**The input**

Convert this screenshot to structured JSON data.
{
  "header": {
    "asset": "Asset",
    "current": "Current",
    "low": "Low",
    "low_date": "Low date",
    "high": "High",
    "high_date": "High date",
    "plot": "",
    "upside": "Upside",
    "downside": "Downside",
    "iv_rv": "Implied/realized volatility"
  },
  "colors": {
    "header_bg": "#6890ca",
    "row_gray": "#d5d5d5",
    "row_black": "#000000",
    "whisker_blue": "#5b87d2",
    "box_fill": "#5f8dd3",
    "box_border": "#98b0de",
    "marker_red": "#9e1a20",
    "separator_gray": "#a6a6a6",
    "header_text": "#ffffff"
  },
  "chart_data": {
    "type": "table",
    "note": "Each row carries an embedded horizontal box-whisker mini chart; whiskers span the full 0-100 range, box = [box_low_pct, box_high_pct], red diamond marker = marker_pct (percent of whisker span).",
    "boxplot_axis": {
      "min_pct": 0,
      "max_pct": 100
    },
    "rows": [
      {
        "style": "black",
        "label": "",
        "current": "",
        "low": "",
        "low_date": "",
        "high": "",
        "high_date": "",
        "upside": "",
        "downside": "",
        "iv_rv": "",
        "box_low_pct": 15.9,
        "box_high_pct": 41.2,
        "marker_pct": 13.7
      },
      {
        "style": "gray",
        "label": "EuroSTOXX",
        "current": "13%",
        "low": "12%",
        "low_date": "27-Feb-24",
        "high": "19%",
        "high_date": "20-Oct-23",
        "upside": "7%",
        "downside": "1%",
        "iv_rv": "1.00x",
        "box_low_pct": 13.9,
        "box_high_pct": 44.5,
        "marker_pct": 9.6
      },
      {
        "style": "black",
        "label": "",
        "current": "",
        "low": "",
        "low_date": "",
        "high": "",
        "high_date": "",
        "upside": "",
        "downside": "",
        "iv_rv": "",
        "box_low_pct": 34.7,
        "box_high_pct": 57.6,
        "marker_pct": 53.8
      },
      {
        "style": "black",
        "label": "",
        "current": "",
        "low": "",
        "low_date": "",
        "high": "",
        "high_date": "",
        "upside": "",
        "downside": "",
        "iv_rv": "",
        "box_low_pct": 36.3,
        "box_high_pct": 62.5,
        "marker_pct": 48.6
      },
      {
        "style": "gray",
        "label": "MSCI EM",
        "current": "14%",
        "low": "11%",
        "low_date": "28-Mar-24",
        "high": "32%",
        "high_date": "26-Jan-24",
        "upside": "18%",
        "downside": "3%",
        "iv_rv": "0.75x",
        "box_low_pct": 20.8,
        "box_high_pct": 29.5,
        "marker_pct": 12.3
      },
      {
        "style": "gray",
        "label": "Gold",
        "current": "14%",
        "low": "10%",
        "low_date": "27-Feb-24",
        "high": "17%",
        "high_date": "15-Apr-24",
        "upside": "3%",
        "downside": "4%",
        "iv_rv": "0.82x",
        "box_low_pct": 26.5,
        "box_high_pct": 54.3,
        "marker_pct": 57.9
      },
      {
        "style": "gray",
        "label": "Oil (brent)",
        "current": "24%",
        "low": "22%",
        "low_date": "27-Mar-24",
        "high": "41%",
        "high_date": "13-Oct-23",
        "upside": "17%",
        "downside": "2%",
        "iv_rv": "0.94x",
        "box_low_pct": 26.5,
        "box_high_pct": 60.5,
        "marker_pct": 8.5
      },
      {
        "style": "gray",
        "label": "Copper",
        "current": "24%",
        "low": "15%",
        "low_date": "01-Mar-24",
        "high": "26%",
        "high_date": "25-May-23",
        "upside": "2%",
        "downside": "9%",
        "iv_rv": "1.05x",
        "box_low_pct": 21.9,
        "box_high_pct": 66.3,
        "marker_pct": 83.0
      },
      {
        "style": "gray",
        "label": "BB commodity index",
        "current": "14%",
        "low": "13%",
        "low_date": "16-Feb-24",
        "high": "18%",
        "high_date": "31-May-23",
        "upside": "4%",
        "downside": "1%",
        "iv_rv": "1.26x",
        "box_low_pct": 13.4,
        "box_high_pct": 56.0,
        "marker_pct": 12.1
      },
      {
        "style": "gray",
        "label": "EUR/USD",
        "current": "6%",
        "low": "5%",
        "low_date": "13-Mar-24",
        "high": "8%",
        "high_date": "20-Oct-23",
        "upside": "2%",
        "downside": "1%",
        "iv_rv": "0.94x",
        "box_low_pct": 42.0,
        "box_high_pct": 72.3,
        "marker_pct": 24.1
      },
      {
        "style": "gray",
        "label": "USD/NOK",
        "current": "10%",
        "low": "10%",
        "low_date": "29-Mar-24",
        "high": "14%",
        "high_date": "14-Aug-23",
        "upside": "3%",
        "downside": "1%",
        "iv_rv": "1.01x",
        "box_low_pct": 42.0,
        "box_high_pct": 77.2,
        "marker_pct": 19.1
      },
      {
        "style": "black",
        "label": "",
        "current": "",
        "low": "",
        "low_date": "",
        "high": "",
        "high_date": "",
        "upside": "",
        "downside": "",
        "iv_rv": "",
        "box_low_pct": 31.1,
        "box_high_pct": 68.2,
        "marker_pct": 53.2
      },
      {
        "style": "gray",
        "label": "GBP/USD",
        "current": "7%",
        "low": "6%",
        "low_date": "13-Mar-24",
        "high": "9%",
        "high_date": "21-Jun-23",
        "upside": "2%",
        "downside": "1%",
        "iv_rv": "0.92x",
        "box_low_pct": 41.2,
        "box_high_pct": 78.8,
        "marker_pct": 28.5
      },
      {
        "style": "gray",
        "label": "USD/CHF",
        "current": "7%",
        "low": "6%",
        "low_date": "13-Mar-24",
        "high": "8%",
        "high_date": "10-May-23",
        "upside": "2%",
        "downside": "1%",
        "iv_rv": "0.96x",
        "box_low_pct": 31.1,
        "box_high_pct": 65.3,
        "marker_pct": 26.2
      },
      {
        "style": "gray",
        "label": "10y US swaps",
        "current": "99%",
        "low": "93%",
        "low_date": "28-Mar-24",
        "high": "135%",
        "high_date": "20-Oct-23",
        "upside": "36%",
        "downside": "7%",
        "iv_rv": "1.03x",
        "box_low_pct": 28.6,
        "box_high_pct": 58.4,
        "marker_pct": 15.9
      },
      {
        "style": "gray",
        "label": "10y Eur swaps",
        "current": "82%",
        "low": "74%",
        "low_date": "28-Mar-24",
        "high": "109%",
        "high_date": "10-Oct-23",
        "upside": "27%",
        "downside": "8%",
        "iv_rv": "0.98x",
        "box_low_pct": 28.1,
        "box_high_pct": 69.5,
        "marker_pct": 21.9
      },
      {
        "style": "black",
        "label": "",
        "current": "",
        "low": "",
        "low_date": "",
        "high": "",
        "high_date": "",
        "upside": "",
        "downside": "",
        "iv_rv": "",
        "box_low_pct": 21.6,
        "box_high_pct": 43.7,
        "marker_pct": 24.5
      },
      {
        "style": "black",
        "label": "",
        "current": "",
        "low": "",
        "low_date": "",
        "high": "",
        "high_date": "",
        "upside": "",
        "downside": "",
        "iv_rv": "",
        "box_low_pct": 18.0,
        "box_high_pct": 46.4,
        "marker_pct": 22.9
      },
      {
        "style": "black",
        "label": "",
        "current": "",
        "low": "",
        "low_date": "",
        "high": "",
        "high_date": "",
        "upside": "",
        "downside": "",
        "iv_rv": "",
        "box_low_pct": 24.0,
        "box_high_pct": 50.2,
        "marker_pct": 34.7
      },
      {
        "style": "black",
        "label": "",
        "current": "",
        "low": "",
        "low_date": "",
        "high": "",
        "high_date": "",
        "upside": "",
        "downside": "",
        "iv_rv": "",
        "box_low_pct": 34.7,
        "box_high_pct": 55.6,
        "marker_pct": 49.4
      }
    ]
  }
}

**What is expected**
Extract every line of the records above that contains the word "swaps".

**Answer to the exercise**
        "label": "10y US swaps",
        "label": "10y Eur swaps",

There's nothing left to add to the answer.